In the lines below, how many hold the word "aparato"? Answer only with the number.

>> start Supplied information

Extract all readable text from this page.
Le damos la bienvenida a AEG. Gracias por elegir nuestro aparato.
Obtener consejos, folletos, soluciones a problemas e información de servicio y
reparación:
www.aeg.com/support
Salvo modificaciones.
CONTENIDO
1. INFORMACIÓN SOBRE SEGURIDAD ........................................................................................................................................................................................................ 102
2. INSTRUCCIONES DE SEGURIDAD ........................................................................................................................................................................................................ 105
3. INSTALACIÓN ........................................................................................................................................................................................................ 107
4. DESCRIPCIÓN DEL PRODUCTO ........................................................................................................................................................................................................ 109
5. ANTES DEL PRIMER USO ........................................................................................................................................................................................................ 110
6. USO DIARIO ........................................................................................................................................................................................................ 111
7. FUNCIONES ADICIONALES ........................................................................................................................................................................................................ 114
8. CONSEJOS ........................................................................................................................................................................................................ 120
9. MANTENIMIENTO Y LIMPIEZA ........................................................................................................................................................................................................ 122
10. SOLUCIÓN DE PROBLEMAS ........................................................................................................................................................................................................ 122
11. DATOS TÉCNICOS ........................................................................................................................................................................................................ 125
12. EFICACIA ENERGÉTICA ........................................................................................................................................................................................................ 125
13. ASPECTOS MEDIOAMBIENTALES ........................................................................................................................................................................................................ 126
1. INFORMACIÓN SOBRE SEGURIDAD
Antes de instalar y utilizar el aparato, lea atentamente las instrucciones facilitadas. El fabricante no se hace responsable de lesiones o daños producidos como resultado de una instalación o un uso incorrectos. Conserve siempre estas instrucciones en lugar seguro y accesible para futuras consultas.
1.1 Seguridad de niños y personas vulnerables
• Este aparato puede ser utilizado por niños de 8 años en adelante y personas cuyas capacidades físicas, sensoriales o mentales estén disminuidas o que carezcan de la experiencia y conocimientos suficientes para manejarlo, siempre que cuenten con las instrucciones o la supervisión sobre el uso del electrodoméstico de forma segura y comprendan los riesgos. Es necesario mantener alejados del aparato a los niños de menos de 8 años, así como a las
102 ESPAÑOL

>> end Supplied information

» Solution to this exercise: 3